BEGIN SOURCE INFORMATION

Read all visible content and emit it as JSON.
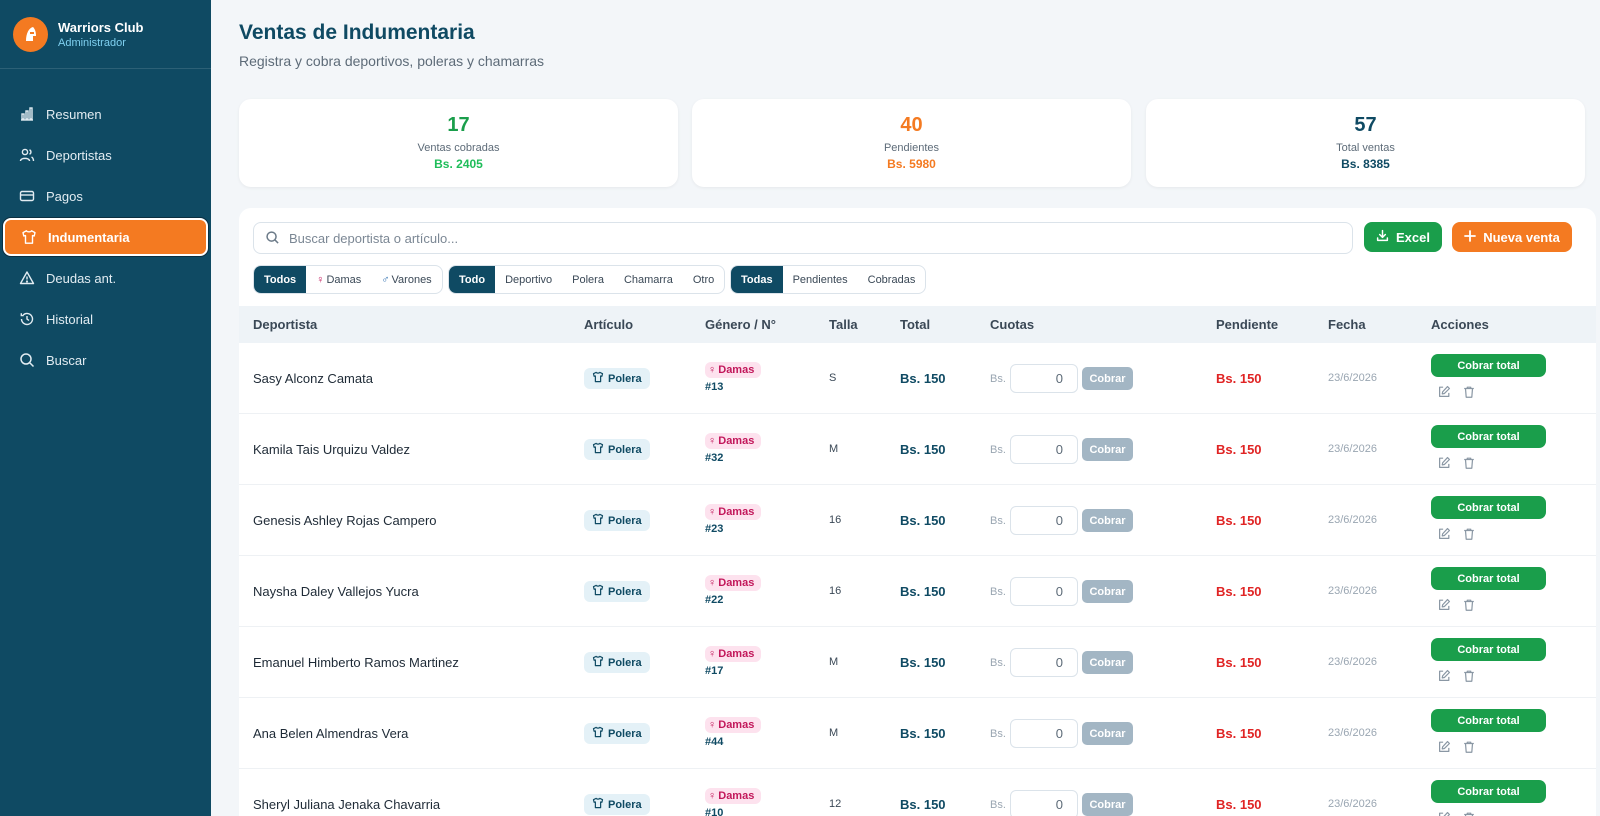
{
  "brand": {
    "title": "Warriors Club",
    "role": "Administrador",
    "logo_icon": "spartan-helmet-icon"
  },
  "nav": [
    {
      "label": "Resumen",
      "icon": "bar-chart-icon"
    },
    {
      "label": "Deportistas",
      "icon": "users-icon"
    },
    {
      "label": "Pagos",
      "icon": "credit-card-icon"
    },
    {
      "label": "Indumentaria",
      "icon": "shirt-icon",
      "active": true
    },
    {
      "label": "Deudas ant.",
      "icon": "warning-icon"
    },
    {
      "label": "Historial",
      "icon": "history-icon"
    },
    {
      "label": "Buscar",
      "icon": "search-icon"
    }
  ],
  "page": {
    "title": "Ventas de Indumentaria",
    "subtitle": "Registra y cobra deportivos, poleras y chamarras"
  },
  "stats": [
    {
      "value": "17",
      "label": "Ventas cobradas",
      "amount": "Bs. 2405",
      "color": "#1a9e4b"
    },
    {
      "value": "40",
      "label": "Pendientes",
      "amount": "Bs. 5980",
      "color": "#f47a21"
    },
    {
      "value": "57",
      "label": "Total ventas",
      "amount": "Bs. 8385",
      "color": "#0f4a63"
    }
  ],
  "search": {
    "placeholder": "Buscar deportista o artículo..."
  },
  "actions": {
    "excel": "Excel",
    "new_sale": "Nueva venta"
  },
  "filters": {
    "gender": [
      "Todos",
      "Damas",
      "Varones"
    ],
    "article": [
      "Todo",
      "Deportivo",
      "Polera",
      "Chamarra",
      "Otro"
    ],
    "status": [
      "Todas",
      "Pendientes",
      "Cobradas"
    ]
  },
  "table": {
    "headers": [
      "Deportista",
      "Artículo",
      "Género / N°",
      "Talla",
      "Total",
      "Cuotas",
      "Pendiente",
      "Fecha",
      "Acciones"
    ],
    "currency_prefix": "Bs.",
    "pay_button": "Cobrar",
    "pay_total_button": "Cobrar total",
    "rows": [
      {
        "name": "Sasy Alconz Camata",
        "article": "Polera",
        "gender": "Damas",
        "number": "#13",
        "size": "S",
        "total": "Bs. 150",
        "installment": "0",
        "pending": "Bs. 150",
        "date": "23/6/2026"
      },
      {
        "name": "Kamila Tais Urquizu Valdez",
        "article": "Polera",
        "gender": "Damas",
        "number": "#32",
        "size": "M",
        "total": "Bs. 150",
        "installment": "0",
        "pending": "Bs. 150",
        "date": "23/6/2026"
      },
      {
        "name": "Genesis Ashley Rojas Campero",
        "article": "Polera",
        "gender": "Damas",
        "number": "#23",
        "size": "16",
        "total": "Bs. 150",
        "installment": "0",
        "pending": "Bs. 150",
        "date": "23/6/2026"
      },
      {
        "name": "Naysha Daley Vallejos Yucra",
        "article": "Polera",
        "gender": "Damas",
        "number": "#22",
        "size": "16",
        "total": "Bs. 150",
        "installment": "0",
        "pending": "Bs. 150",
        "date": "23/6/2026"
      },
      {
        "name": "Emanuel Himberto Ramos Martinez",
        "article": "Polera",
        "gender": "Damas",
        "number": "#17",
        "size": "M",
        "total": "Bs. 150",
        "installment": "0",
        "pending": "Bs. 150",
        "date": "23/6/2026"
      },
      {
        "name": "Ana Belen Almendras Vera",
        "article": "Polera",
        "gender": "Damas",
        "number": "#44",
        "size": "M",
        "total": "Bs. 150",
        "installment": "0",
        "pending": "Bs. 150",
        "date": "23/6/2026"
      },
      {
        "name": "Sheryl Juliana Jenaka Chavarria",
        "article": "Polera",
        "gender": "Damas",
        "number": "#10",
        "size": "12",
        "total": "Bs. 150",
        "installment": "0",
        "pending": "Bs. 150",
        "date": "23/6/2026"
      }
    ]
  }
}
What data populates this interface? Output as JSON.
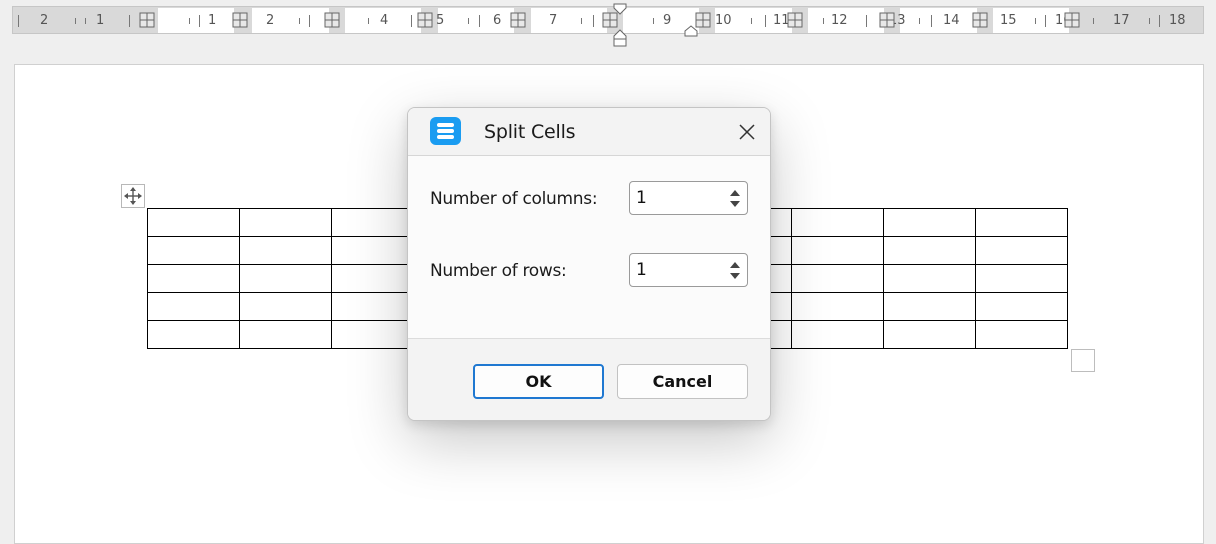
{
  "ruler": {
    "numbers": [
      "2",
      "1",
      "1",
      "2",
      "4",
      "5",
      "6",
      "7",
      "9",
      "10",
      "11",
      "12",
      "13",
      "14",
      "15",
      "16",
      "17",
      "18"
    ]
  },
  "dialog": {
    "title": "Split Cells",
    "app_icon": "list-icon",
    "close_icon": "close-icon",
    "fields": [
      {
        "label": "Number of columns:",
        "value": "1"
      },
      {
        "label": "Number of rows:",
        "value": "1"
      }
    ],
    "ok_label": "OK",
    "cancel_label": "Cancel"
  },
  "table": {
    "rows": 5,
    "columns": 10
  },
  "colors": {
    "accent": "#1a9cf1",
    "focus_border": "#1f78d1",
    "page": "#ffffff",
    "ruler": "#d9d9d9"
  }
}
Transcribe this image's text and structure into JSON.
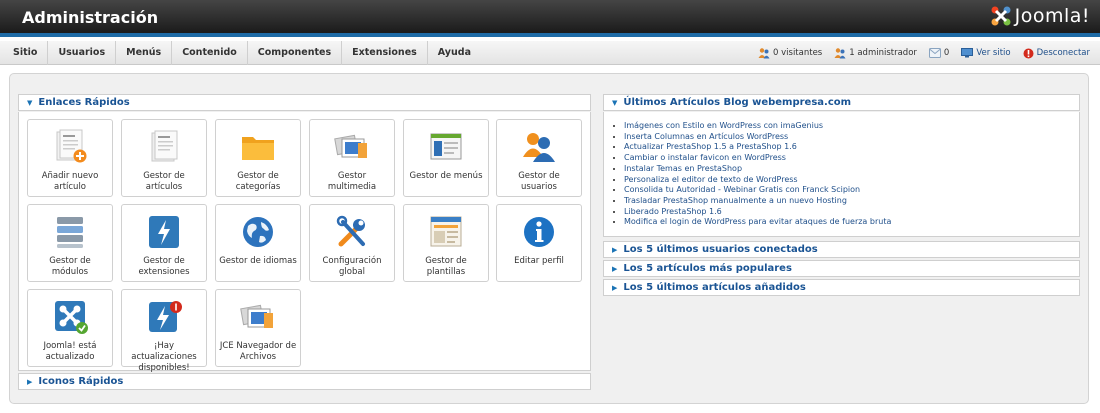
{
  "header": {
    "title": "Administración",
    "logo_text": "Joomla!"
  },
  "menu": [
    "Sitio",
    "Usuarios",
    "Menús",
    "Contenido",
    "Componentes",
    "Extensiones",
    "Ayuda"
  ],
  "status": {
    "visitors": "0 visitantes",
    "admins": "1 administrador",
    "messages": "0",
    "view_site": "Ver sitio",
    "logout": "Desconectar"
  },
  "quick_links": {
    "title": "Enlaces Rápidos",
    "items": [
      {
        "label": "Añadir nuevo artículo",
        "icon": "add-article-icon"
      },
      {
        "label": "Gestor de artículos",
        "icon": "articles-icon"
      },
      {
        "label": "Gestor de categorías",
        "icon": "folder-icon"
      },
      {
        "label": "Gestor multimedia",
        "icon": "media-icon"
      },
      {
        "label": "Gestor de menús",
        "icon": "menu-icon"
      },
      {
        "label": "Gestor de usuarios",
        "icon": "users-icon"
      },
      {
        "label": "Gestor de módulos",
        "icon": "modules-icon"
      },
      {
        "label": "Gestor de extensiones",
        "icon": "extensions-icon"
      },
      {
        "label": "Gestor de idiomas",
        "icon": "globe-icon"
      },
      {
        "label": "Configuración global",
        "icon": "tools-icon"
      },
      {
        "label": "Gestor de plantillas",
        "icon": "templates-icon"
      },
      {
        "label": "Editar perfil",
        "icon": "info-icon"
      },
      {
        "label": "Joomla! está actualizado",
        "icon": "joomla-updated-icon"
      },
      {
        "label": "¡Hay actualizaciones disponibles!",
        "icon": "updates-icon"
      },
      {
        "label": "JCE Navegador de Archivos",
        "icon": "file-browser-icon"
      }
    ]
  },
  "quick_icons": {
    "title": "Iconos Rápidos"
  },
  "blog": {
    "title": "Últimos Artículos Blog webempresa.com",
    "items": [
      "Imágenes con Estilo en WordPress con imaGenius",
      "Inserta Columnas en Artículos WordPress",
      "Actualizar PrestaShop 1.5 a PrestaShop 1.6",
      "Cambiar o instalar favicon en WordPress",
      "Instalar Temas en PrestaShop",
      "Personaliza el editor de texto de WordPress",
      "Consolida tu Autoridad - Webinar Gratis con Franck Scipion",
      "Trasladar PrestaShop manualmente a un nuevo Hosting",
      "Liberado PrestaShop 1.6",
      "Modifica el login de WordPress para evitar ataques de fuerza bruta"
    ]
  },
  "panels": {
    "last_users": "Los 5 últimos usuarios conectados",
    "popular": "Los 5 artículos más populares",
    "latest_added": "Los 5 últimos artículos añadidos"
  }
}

END SOURCE INFORMATION

WHAT IS NEEDED: Quote all the lines above exactly as given. Do not include the pictures.

ANSWER SPACE:
Read all visible content and emit it as JSON.
{
  "brand": {
    "title": "Warriors Club",
    "role": "Administrador",
    "logo_icon": "spartan-helmet-icon"
  },
  "nav": [
    {
      "label": "Resumen",
      "icon": "bar-chart-icon"
    },
    {
      "label": "Deportistas",
      "icon": "users-icon"
    },
    {
      "label": "Pagos",
      "icon": "credit-card-icon"
    },
    {
      "label": "Indumentaria",
      "icon": "shirt-icon",
      "active": true
    },
    {
      "label": "Deudas ant.",
      "icon": "warning-icon"
    },
    {
      "label": "Historial",
      "icon": "history-icon"
    },
    {
      "label": "Buscar",
      "icon": "search-icon"
    }
  ],
  "page": {
    "title": "Ventas de Indumentaria",
    "subtitle": "Registra y cobra deportivos, poleras y chamarras"
  },
  "stats": [
    {
      "value": "17",
      "label": "Ventas cobradas",
      "amount": "Bs. 2405",
      "color": "#1a9e4b"
    },
    {
      "value": "40",
      "label": "Pendientes",
      "amount": "Bs. 5980",
      "color": "#f47a21"
    },
    {
      "value": "57",
      "label": "Total ventas",
      "amount": "Bs. 8385",
      "color": "#0f4a63"
    }
  ],
  "search": {
    "placeholder": "Buscar deportista o artículo..."
  },
  "actions": {
    "excel": "Excel",
    "new_sale": "Nueva venta"
  },
  "filters": {
    "gender": [
      "Todos",
      "Damas",
      "Varones"
    ],
    "article": [
      "Todo",
      "Deportivo",
      "Polera",
      "Chamarra",
      "Otro"
    ],
    "status": [
      "Todas",
      "Pendientes",
      "Cobradas"
    ]
  },
  "table": {
    "headers": [
      "Deportista",
      "Artículo",
      "Género / N°",
      "Talla",
      "Total",
      "Cuotas",
      "Pendiente",
      "Fecha",
      "Acciones"
    ],
    "currency_prefix": "Bs.",
    "pay_button": "Cobrar",
    "pay_total_button": "Cobrar total",
    "rows": [
      {
        "name": "Sasy Alconz Camata",
        "article": "Polera",
        "gender": "Damas",
        "number": "#13",
        "size": "S",
        "total": "Bs. 150",
        "installment": "0",
        "pending": "Bs. 150",
        "date": "23/6/2026"
      },
      {
        "name": "Kamila Tais Urquizu Valdez",
        "article": "Polera",
        "gender": "Damas",
        "number": "#32",
        "size": "M",
        "total": "Bs. 150",
        "installment": "0",
        "pending": "Bs. 150",
        "date": "23/6/2026"
      },
      {
        "name": "Genesis Ashley Rojas Campero",
        "article": "Polera",
        "gender": "Damas",
        "number": "#23",
        "size": "16",
        "total": "Bs. 150",
        "installment": "0",
        "pending": "Bs. 150",
        "date": "23/6/2026"
      },
      {
        "name": "Naysha Daley Vallejos Yucra",
        "article": "Polera",
        "gender": "Damas",
        "number": "#22",
        "size": "16",
        "total": "Bs. 150",
        "installment": "0",
        "pending": "Bs. 150",
        "date": "23/6/2026"
      },
      {
        "name": "Emanuel Himberto Ramos Martinez",
        "article": "Polera",
        "gender": "Damas",
        "number": "#17",
        "size": "M",
        "total": "Bs. 150",
        "installment": "0",
        "pending": "Bs. 150",
        "date": "23/6/2026"
      },
      {
        "name": "Ana Belen Almendras Vera",
        "article": "Polera",
        "gender": "Damas",
        "number": "#44",
        "size": "M",
        "total": "Bs. 150",
        "installment": "0",
        "pending": "Bs. 150",
        "date": "23/6/2026"
      },
      {
        "name": "Sheryl Juliana Jenaka Chavarria",
        "article": "Polera",
        "gender": "Damas",
        "number": "#10",
        "size": "12",
        "total": "Bs. 150",
        "installment": "0",
        "pending": "Bs. 150",
        "date": "23/6/2026"
      }
    ]
  }
}
What data populates this interface? Output as JSON.
{
  "ruler": {
    "numbers": [
      "2",
      "1",
      "1",
      "2",
      "4",
      "5",
      "6",
      "7",
      "9",
      "10",
      "11",
      "12",
      "13",
      "14",
      "15",
      "16",
      "17",
      "18"
    ]
  },
  "dialog": {
    "title": "Split Cells",
    "app_icon": "list-icon",
    "close_icon": "close-icon",
    "fields": [
      {
        "label": "Number of columns:",
        "value": "1"
      },
      {
        "label": "Number of rows:",
        "value": "1"
      }
    ],
    "ok_label": "OK",
    "cancel_label": "Cancel"
  },
  "table": {
    "rows": 5,
    "columns": 10
  },
  "colors": {
    "accent": "#1a9cf1",
    "focus_border": "#1f78d1",
    "page": "#ffffff",
    "ruler": "#d9d9d9"
  }
}
Transcribe this image's text and structure into JSON.
{
  "header": {
    "title": "Administración",
    "logo_text": "Joomla!"
  },
  "menu": [
    "Sitio",
    "Usuarios",
    "Menús",
    "Contenido",
    "Componentes",
    "Extensiones",
    "Ayuda"
  ],
  "status": {
    "visitors": "0 visitantes",
    "admins": "1 administrador",
    "messages": "0",
    "view_site": "Ver sitio",
    "logout": "Desconectar"
  },
  "quick_links": {
    "title": "Enlaces Rápidos",
    "items": [
      {
        "label": "Añadir nuevo artículo",
        "icon": "add-article-icon"
      },
      {
        "label": "Gestor de artículos",
        "icon": "articles-icon"
      },
      {
        "label": "Gestor de categorías",
        "icon": "folder-icon"
      },
      {
        "label": "Gestor multimedia",
        "icon": "media-icon"
      },
      {
        "label": "Gestor de menús",
        "icon": "menu-icon"
      },
      {
        "label": "Gestor de usuarios",
        "icon": "users-icon"
      },
      {
        "label": "Gestor de módulos",
        "icon": "modules-icon"
      },
      {
        "label": "Gestor de extensiones",
        "icon": "extensions-icon"
      },
      {
        "label": "Gestor de idiomas",
        "icon": "globe-icon"
      },
      {
        "label": "Configuración global",
        "icon": "tools-icon"
      },
      {
        "label": "Gestor de plantillas",
        "icon": "templates-icon"
      },
      {
        "label": "Editar perfil",
        "icon": "info-icon"
      },
      {
        "label": "Joomla! está actualizado",
        "icon": "joomla-updated-icon"
      },
      {
        "label": "¡Hay actualizaciones disponibles!",
        "icon": "updates-icon"
      },
      {
        "label": "JCE Navegador de Archivos",
        "icon": "file-browser-icon"
      }
    ]
  },
  "quick_icons": {
    "title": "Iconos Rápidos"
  },
  "blog": {
    "title": "Últimos Artículos Blog webempresa.com",
    "items": [
      "Imágenes con Estilo en WordPress con imaGenius",
      "Inserta Columnas en Artículos WordPress",
      "Actualizar PrestaShop 1.5 a PrestaShop 1.6",
      "Cambiar o instalar favicon en WordPress",
      "Instalar Temas en PrestaShop",
      "Personaliza el editor de texto de WordPress",
      "Consolida tu Autoridad - Webinar Gratis con Franck Scipion",
      "Trasladar PrestaShop manualmente a un nuevo Hosting",
      "Liberado PrestaShop 1.6",
      "Modifica el login de WordPress para evitar ataques de fuerza bruta"
    ]
  },
  "panels": {
    "last_users": "Los 5 últimos usuarios conectados",
    "popular": "Los 5 artículos más populares",
    "latest_added": "Los 5 últimos artículos añadidos"
  }
}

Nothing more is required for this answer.